## Task to complete
Pick out and copy every line below that has the word "Announced".

## Data provided
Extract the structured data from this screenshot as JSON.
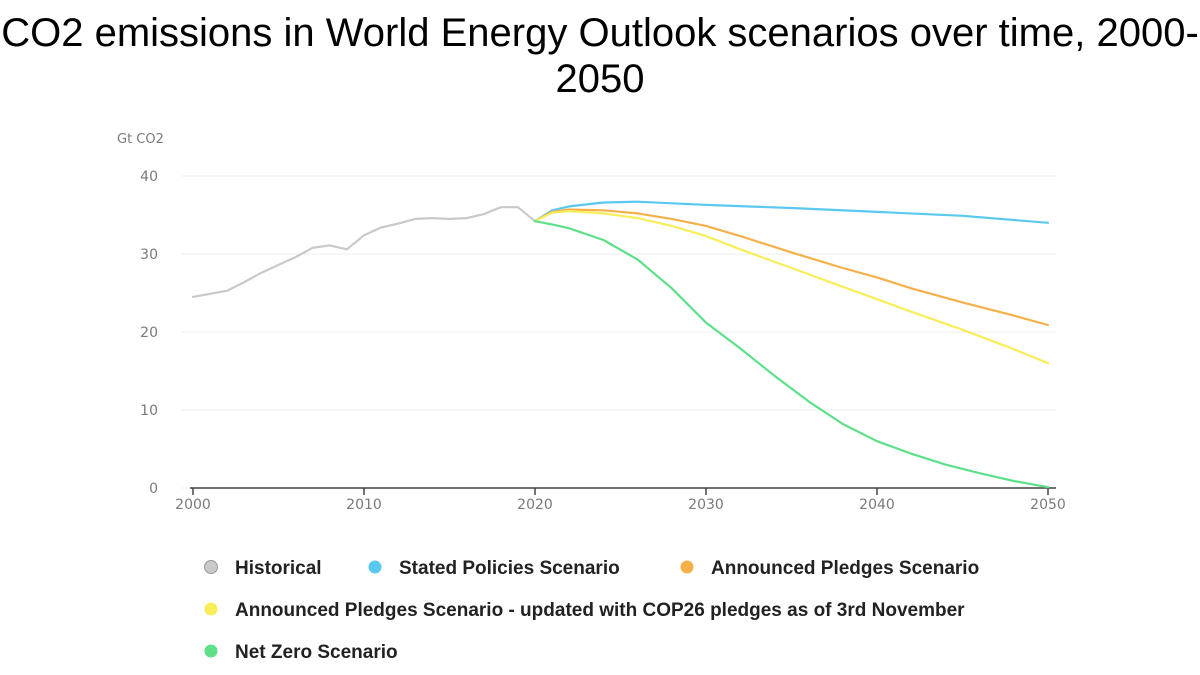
{
  "chart_data": {
    "type": "line",
    "title": "CO2 emissions in World Energy Outlook scenarios over time, 2000-2050",
    "ylabel": "Gt CO2",
    "xlabel": "",
    "xlim": [
      2000,
      2050
    ],
    "ylim": [
      0,
      40
    ],
    "x_ticks": [
      2000,
      2010,
      2020,
      2030,
      2040,
      2050
    ],
    "y_ticks": [
      0,
      10,
      20,
      30,
      40
    ],
    "grid": "horizontal",
    "legend_position": "bottom",
    "series": [
      {
        "name": "Historical",
        "color": "#c9c9c9",
        "points": [
          [
            2000,
            24.5
          ],
          [
            2001,
            24.9
          ],
          [
            2002,
            25.3
          ],
          [
            2003,
            26.4
          ],
          [
            2004,
            27.6
          ],
          [
            2005,
            28.6
          ],
          [
            2006,
            29.6
          ],
          [
            2007,
            30.8
          ],
          [
            2008,
            31.1
          ],
          [
            2009,
            30.6
          ],
          [
            2010,
            32.4
          ],
          [
            2011,
            33.4
          ],
          [
            2012,
            33.9
          ],
          [
            2013,
            34.5
          ],
          [
            2014,
            34.6
          ],
          [
            2015,
            34.5
          ],
          [
            2016,
            34.6
          ],
          [
            2017,
            35.1
          ],
          [
            2018,
            36.0
          ],
          [
            2019,
            36.0
          ],
          [
            2020,
            34.2
          ]
        ]
      },
      {
        "name": "Stated Policies Scenario",
        "color": "#5bc8f0",
        "points": [
          [
            2020,
            34.2
          ],
          [
            2021,
            35.6
          ],
          [
            2022,
            36.1
          ],
          [
            2024,
            36.6
          ],
          [
            2026,
            36.7
          ],
          [
            2028,
            36.5
          ],
          [
            2030,
            36.3
          ],
          [
            2035,
            35.9
          ],
          [
            2040,
            35.4
          ],
          [
            2045,
            34.9
          ],
          [
            2050,
            34.0
          ]
        ]
      },
      {
        "name": "Announced Pledges Scenario",
        "color": "#f5b04a",
        "points": [
          [
            2020,
            34.2
          ],
          [
            2021,
            35.4
          ],
          [
            2022,
            35.7
          ],
          [
            2024,
            35.6
          ],
          [
            2026,
            35.2
          ],
          [
            2028,
            34.5
          ],
          [
            2030,
            33.6
          ],
          [
            2032,
            32.3
          ],
          [
            2035,
            30.2
          ],
          [
            2038,
            28.2
          ],
          [
            2040,
            27.0
          ],
          [
            2042,
            25.6
          ],
          [
            2045,
            23.8
          ],
          [
            2048,
            22.1
          ],
          [
            2050,
            20.9
          ]
        ]
      },
      {
        "name": "Announced Pledges Scenario - updated with COP26 pledges as of 3rd November",
        "color": "#f7ee5a",
        "points": [
          [
            2020,
            34.2
          ],
          [
            2021,
            35.3
          ],
          [
            2022,
            35.5
          ],
          [
            2024,
            35.2
          ],
          [
            2026,
            34.6
          ],
          [
            2028,
            33.6
          ],
          [
            2030,
            32.3
          ],
          [
            2032,
            30.6
          ],
          [
            2035,
            28.2
          ],
          [
            2038,
            25.8
          ],
          [
            2040,
            24.2
          ],
          [
            2042,
            22.6
          ],
          [
            2045,
            20.3
          ],
          [
            2048,
            17.8
          ],
          [
            2050,
            16.0
          ]
        ]
      },
      {
        "name": "Net Zero Scenario",
        "color": "#5ee08a",
        "points": [
          [
            2020,
            34.2
          ],
          [
            2021,
            33.8
          ],
          [
            2022,
            33.3
          ],
          [
            2024,
            31.8
          ],
          [
            2026,
            29.3
          ],
          [
            2028,
            25.6
          ],
          [
            2030,
            21.2
          ],
          [
            2032,
            17.9
          ],
          [
            2034,
            14.4
          ],
          [
            2036,
            11.1
          ],
          [
            2038,
            8.2
          ],
          [
            2040,
            6.0
          ],
          [
            2042,
            4.4
          ],
          [
            2044,
            3.0
          ],
          [
            2046,
            1.9
          ],
          [
            2048,
            0.9
          ],
          [
            2050,
            0.1
          ]
        ]
      }
    ]
  }
}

## Reply to the exercise
        "name": "Announced Pledges Scenario",
        "name": "Announced Pledges Scenario - updated with COP26 pledges as of 3rd November",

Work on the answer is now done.